■ Records for this task ■
---+---
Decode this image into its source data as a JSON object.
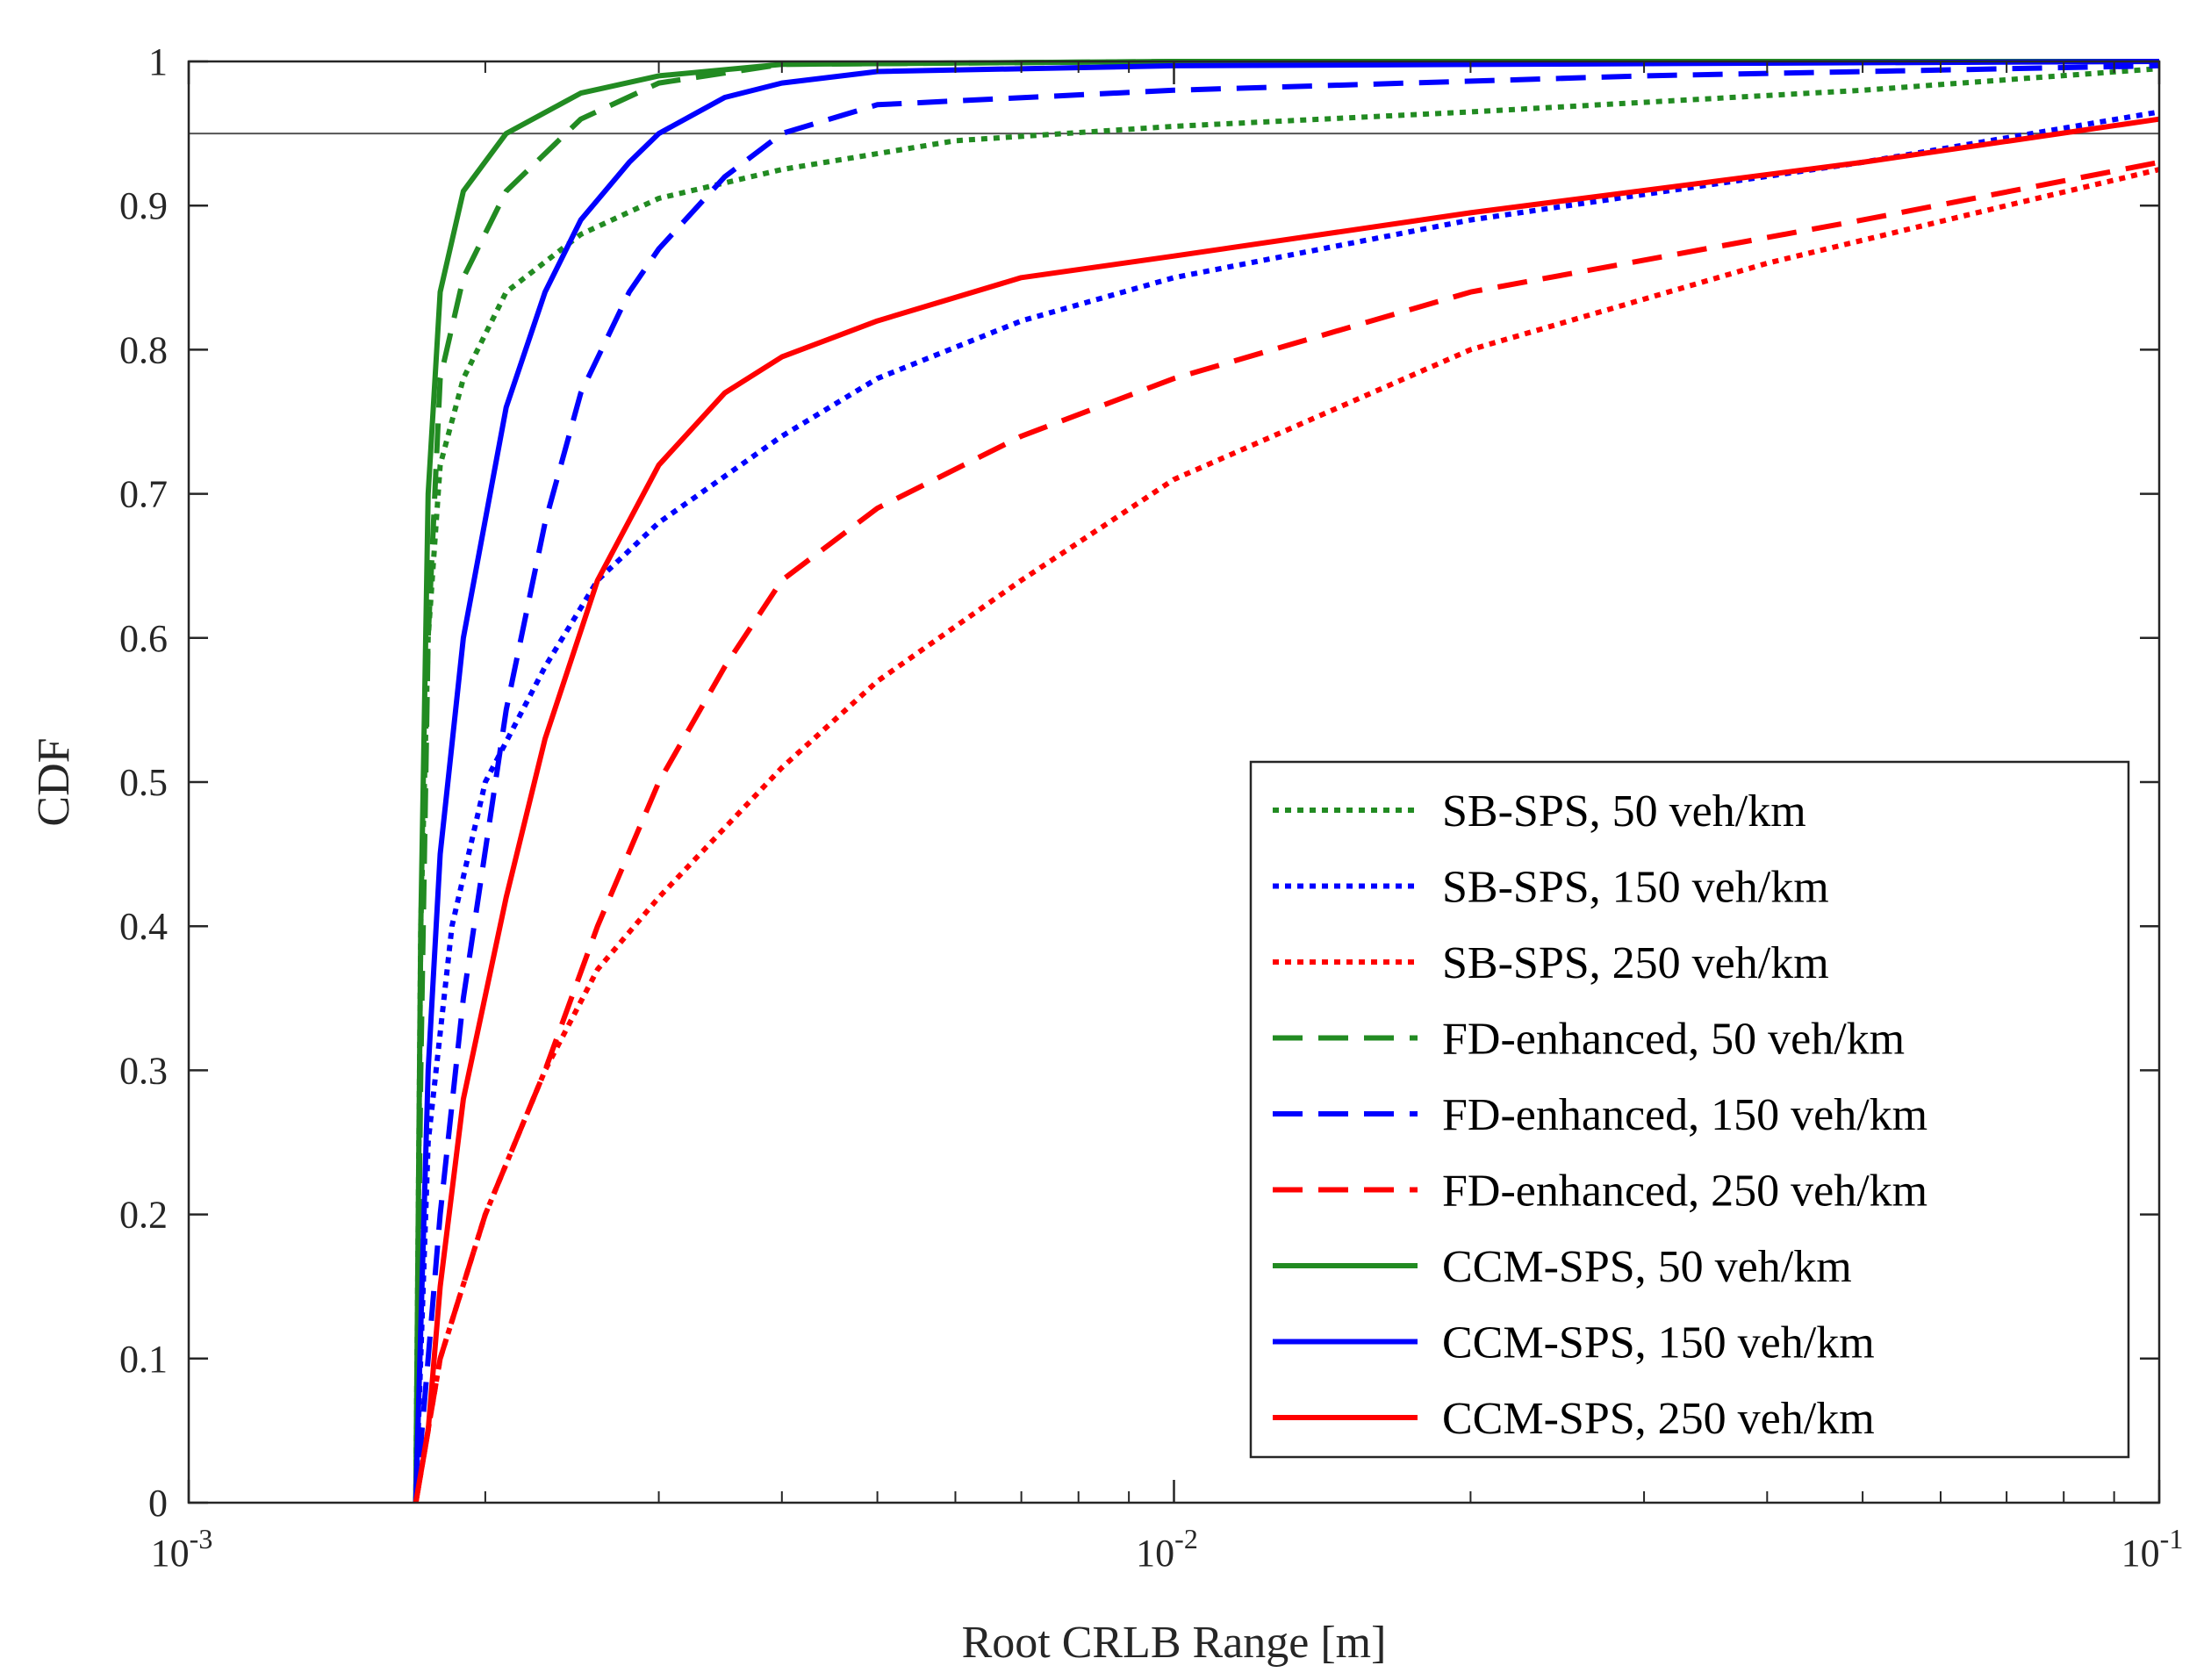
{
  "chart_data": {
    "type": "line",
    "xscale": "log",
    "xlabel": "Root CRLB Range [m]",
    "ylabel": "CDF",
    "xlim": [
      0.001,
      0.1
    ],
    "ylim": [
      0,
      1
    ],
    "x_ticks": [
      {
        "value": 0.001,
        "base": "10",
        "exp": "-3"
      },
      {
        "value": 0.01,
        "base": "10",
        "exp": "-2"
      },
      {
        "value": 0.1,
        "base": "10",
        "exp": "-1"
      }
    ],
    "y_ticks": [
      "0",
      "0.1",
      "0.2",
      "0.3",
      "0.4",
      "0.5",
      "0.6",
      "0.7",
      "0.8",
      "0.9",
      "1"
    ],
    "reference_line": {
      "y": 0.95,
      "color": "#555555"
    },
    "legend_position": "bottom-right",
    "series": [
      {
        "name": "SB-SPS, 50 veh/km",
        "color": "#228B22",
        "style": "dotted",
        "points": [
          [
            0.0017,
            0
          ],
          [
            0.00172,
            0.4
          ],
          [
            0.00175,
            0.6
          ],
          [
            0.0018,
            0.72
          ],
          [
            0.0019,
            0.78
          ],
          [
            0.0021,
            0.84
          ],
          [
            0.0025,
            0.88
          ],
          [
            0.003,
            0.905
          ],
          [
            0.004,
            0.925
          ],
          [
            0.006,
            0.945
          ],
          [
            0.01,
            0.955
          ],
          [
            0.02,
            0.965
          ],
          [
            0.05,
            0.98
          ],
          [
            0.1,
            0.995
          ]
        ]
      },
      {
        "name": "SB-SPS, 150 veh/km",
        "color": "#0000FF",
        "style": "dotted",
        "points": [
          [
            0.0017,
            0
          ],
          [
            0.00175,
            0.25
          ],
          [
            0.00185,
            0.4
          ],
          [
            0.002,
            0.5
          ],
          [
            0.0023,
            0.58
          ],
          [
            0.0026,
            0.64
          ],
          [
            0.003,
            0.68
          ],
          [
            0.004,
            0.74
          ],
          [
            0.005,
            0.78
          ],
          [
            0.007,
            0.82
          ],
          [
            0.01,
            0.85
          ],
          [
            0.02,
            0.89
          ],
          [
            0.05,
            0.93
          ],
          [
            0.1,
            0.965
          ]
        ]
      },
      {
        "name": "SB-SPS, 250 veh/km",
        "color": "#FF0000",
        "style": "dotted",
        "points": [
          [
            0.0017,
            0
          ],
          [
            0.0018,
            0.1
          ],
          [
            0.002,
            0.2
          ],
          [
            0.0023,
            0.3
          ],
          [
            0.0026,
            0.37
          ],
          [
            0.003,
            0.42
          ],
          [
            0.004,
            0.51
          ],
          [
            0.005,
            0.57
          ],
          [
            0.007,
            0.64
          ],
          [
            0.01,
            0.71
          ],
          [
            0.02,
            0.8
          ],
          [
            0.04,
            0.86
          ],
          [
            0.07,
            0.9
          ],
          [
            0.1,
            0.925
          ]
        ]
      },
      {
        "name": "FD-enhanced, 50 veh/km",
        "color": "#228B22",
        "style": "dashed",
        "points": [
          [
            0.0017,
            0
          ],
          [
            0.00172,
            0.3
          ],
          [
            0.00175,
            0.6
          ],
          [
            0.0018,
            0.78
          ],
          [
            0.0019,
            0.85
          ],
          [
            0.0021,
            0.91
          ],
          [
            0.0025,
            0.96
          ],
          [
            0.003,
            0.985
          ],
          [
            0.004,
            0.998
          ],
          [
            0.01,
            1.0
          ],
          [
            0.1,
            1.0
          ]
        ]
      },
      {
        "name": "FD-enhanced, 150 veh/km",
        "color": "#0000FF",
        "style": "dashed",
        "points": [
          [
            0.0017,
            0
          ],
          [
            0.00175,
            0.1
          ],
          [
            0.0018,
            0.2
          ],
          [
            0.0019,
            0.35
          ],
          [
            0.0021,
            0.55
          ],
          [
            0.0023,
            0.68
          ],
          [
            0.0025,
            0.77
          ],
          [
            0.0028,
            0.84
          ],
          [
            0.003,
            0.87
          ],
          [
            0.0035,
            0.92
          ],
          [
            0.004,
            0.95
          ],
          [
            0.005,
            0.97
          ],
          [
            0.01,
            0.98
          ],
          [
            0.03,
            0.99
          ],
          [
            0.1,
            0.997
          ]
        ]
      },
      {
        "name": "FD-enhanced, 250 veh/km",
        "color": "#FF0000",
        "style": "dashed",
        "points": [
          [
            0.0017,
            0
          ],
          [
            0.0018,
            0.1
          ],
          [
            0.002,
            0.2
          ],
          [
            0.0023,
            0.3
          ],
          [
            0.0026,
            0.4
          ],
          [
            0.003,
            0.5
          ],
          [
            0.0035,
            0.58
          ],
          [
            0.004,
            0.64
          ],
          [
            0.005,
            0.69
          ],
          [
            0.007,
            0.74
          ],
          [
            0.01,
            0.78
          ],
          [
            0.02,
            0.84
          ],
          [
            0.05,
            0.89
          ],
          [
            0.1,
            0.93
          ]
        ]
      },
      {
        "name": "CCM-SPS, 50 veh/km",
        "color": "#228B22",
        "style": "solid",
        "points": [
          [
            0.0017,
            0
          ],
          [
            0.00172,
            0.4
          ],
          [
            0.00175,
            0.7
          ],
          [
            0.0018,
            0.84
          ],
          [
            0.0019,
            0.91
          ],
          [
            0.0021,
            0.95
          ],
          [
            0.0025,
            0.978
          ],
          [
            0.003,
            0.99
          ],
          [
            0.004,
            0.998
          ],
          [
            0.01,
            1.0
          ],
          [
            0.1,
            1.0
          ]
        ]
      },
      {
        "name": "CCM-SPS, 150 veh/km",
        "color": "#0000FF",
        "style": "solid",
        "points": [
          [
            0.0017,
            0
          ],
          [
            0.00175,
            0.3
          ],
          [
            0.0018,
            0.45
          ],
          [
            0.0019,
            0.6
          ],
          [
            0.0021,
            0.76
          ],
          [
            0.0023,
            0.84
          ],
          [
            0.0025,
            0.89
          ],
          [
            0.0028,
            0.93
          ],
          [
            0.003,
            0.95
          ],
          [
            0.0035,
            0.975
          ],
          [
            0.004,
            0.985
          ],
          [
            0.005,
            0.993
          ],
          [
            0.01,
            0.997
          ],
          [
            0.1,
            1.0
          ]
        ]
      },
      {
        "name": "CCM-SPS, 250 veh/km",
        "color": "#FF0000",
        "style": "solid",
        "points": [
          [
            0.0017,
            0
          ],
          [
            0.00175,
            0.05
          ],
          [
            0.0018,
            0.15
          ],
          [
            0.0019,
            0.28
          ],
          [
            0.0021,
            0.42
          ],
          [
            0.0023,
            0.53
          ],
          [
            0.0026,
            0.64
          ],
          [
            0.003,
            0.72
          ],
          [
            0.0035,
            0.77
          ],
          [
            0.004,
            0.795
          ],
          [
            0.005,
            0.82
          ],
          [
            0.007,
            0.85
          ],
          [
            0.01,
            0.865
          ],
          [
            0.02,
            0.895
          ],
          [
            0.05,
            0.93
          ],
          [
            0.1,
            0.96
          ]
        ]
      }
    ]
  }
}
---+---
Output the data above without changes, apart from leaving out the pictures.

Decode this image into its source data as a JSON object.
{
  "chart_data": {
    "type": "line",
    "xscale": "log",
    "xlabel": "Root CRLB Range [m]",
    "ylabel": "CDF",
    "xlim": [
      0.001,
      0.1
    ],
    "ylim": [
      0,
      1
    ],
    "x_ticks": [
      {
        "value": 0.001,
        "base": "10",
        "exp": "-3"
      },
      {
        "value": 0.01,
        "base": "10",
        "exp": "-2"
      },
      {
        "value": 0.1,
        "base": "10",
        "exp": "-1"
      }
    ],
    "y_ticks": [
      "0",
      "0.1",
      "0.2",
      "0.3",
      "0.4",
      "0.5",
      "0.6",
      "0.7",
      "0.8",
      "0.9",
      "1"
    ],
    "reference_line": {
      "y": 0.95,
      "color": "#555555"
    },
    "legend_position": "bottom-right",
    "series": [
      {
        "name": "SB-SPS, 50 veh/km",
        "color": "#228B22",
        "style": "dotted",
        "points": [
          [
            0.0017,
            0
          ],
          [
            0.00172,
            0.4
          ],
          [
            0.00175,
            0.6
          ],
          [
            0.0018,
            0.72
          ],
          [
            0.0019,
            0.78
          ],
          [
            0.0021,
            0.84
          ],
          [
            0.0025,
            0.88
          ],
          [
            0.003,
            0.905
          ],
          [
            0.004,
            0.925
          ],
          [
            0.006,
            0.945
          ],
          [
            0.01,
            0.955
          ],
          [
            0.02,
            0.965
          ],
          [
            0.05,
            0.98
          ],
          [
            0.1,
            0.995
          ]
        ]
      },
      {
        "name": "SB-SPS, 150 veh/km",
        "color": "#0000FF",
        "style": "dotted",
        "points": [
          [
            0.0017,
            0
          ],
          [
            0.00175,
            0.25
          ],
          [
            0.00185,
            0.4
          ],
          [
            0.002,
            0.5
          ],
          [
            0.0023,
            0.58
          ],
          [
            0.0026,
            0.64
          ],
          [
            0.003,
            0.68
          ],
          [
            0.004,
            0.74
          ],
          [
            0.005,
            0.78
          ],
          [
            0.007,
            0.82
          ],
          [
            0.01,
            0.85
          ],
          [
            0.02,
            0.89
          ],
          [
            0.05,
            0.93
          ],
          [
            0.1,
            0.965
          ]
        ]
      },
      {
        "name": "SB-SPS, 250 veh/km",
        "color": "#FF0000",
        "style": "dotted",
        "points": [
          [
            0.0017,
            0
          ],
          [
            0.0018,
            0.1
          ],
          [
            0.002,
            0.2
          ],
          [
            0.0023,
            0.3
          ],
          [
            0.0026,
            0.37
          ],
          [
            0.003,
            0.42
          ],
          [
            0.004,
            0.51
          ],
          [
            0.005,
            0.57
          ],
          [
            0.007,
            0.64
          ],
          [
            0.01,
            0.71
          ],
          [
            0.02,
            0.8
          ],
          [
            0.04,
            0.86
          ],
          [
            0.07,
            0.9
          ],
          [
            0.1,
            0.925
          ]
        ]
      },
      {
        "name": "FD-enhanced, 50 veh/km",
        "color": "#228B22",
        "style": "dashed",
        "points": [
          [
            0.0017,
            0
          ],
          [
            0.00172,
            0.3
          ],
          [
            0.00175,
            0.6
          ],
          [
            0.0018,
            0.78
          ],
          [
            0.0019,
            0.85
          ],
          [
            0.0021,
            0.91
          ],
          [
            0.0025,
            0.96
          ],
          [
            0.003,
            0.985
          ],
          [
            0.004,
            0.998
          ],
          [
            0.01,
            1.0
          ],
          [
            0.1,
            1.0
          ]
        ]
      },
      {
        "name": "FD-enhanced, 150 veh/km",
        "color": "#0000FF",
        "style": "dashed",
        "points": [
          [
            0.0017,
            0
          ],
          [
            0.00175,
            0.1
          ],
          [
            0.0018,
            0.2
          ],
          [
            0.0019,
            0.35
          ],
          [
            0.0021,
            0.55
          ],
          [
            0.0023,
            0.68
          ],
          [
            0.0025,
            0.77
          ],
          [
            0.0028,
            0.84
          ],
          [
            0.003,
            0.87
          ],
          [
            0.0035,
            0.92
          ],
          [
            0.004,
            0.95
          ],
          [
            0.005,
            0.97
          ],
          [
            0.01,
            0.98
          ],
          [
            0.03,
            0.99
          ],
          [
            0.1,
            0.997
          ]
        ]
      },
      {
        "name": "FD-enhanced, 250 veh/km",
        "color": "#FF0000",
        "style": "dashed",
        "points": [
          [
            0.0017,
            0
          ],
          [
            0.0018,
            0.1
          ],
          [
            0.002,
            0.2
          ],
          [
            0.0023,
            0.3
          ],
          [
            0.0026,
            0.4
          ],
          [
            0.003,
            0.5
          ],
          [
            0.0035,
            0.58
          ],
          [
            0.004,
            0.64
          ],
          [
            0.005,
            0.69
          ],
          [
            0.007,
            0.74
          ],
          [
            0.01,
            0.78
          ],
          [
            0.02,
            0.84
          ],
          [
            0.05,
            0.89
          ],
          [
            0.1,
            0.93
          ]
        ]
      },
      {
        "name": "CCM-SPS, 50 veh/km",
        "color": "#228B22",
        "style": "solid",
        "points": [
          [
            0.0017,
            0
          ],
          [
            0.00172,
            0.4
          ],
          [
            0.00175,
            0.7
          ],
          [
            0.0018,
            0.84
          ],
          [
            0.0019,
            0.91
          ],
          [
            0.0021,
            0.95
          ],
          [
            0.0025,
            0.978
          ],
          [
            0.003,
            0.99
          ],
          [
            0.004,
            0.998
          ],
          [
            0.01,
            1.0
          ],
          [
            0.1,
            1.0
          ]
        ]
      },
      {
        "name": "CCM-SPS, 150 veh/km",
        "color": "#0000FF",
        "style": "solid",
        "points": [
          [
            0.0017,
            0
          ],
          [
            0.00175,
            0.3
          ],
          [
            0.0018,
            0.45
          ],
          [
            0.0019,
            0.6
          ],
          [
            0.0021,
            0.76
          ],
          [
            0.0023,
            0.84
          ],
          [
            0.0025,
            0.89
          ],
          [
            0.0028,
            0.93
          ],
          [
            0.003,
            0.95
          ],
          [
            0.0035,
            0.975
          ],
          [
            0.004,
            0.985
          ],
          [
            0.005,
            0.993
          ],
          [
            0.01,
            0.997
          ],
          [
            0.1,
            1.0
          ]
        ]
      },
      {
        "name": "CCM-SPS, 250 veh/km",
        "color": "#FF0000",
        "style": "solid",
        "points": [
          [
            0.0017,
            0
          ],
          [
            0.00175,
            0.05
          ],
          [
            0.0018,
            0.15
          ],
          [
            0.0019,
            0.28
          ],
          [
            0.0021,
            0.42
          ],
          [
            0.0023,
            0.53
          ],
          [
            0.0026,
            0.64
          ],
          [
            0.003,
            0.72
          ],
          [
            0.0035,
            0.77
          ],
          [
            0.004,
            0.795
          ],
          [
            0.005,
            0.82
          ],
          [
            0.007,
            0.85
          ],
          [
            0.01,
            0.865
          ],
          [
            0.02,
            0.895
          ],
          [
            0.05,
            0.93
          ],
          [
            0.1,
            0.96
          ]
        ]
      }
    ]
  }
}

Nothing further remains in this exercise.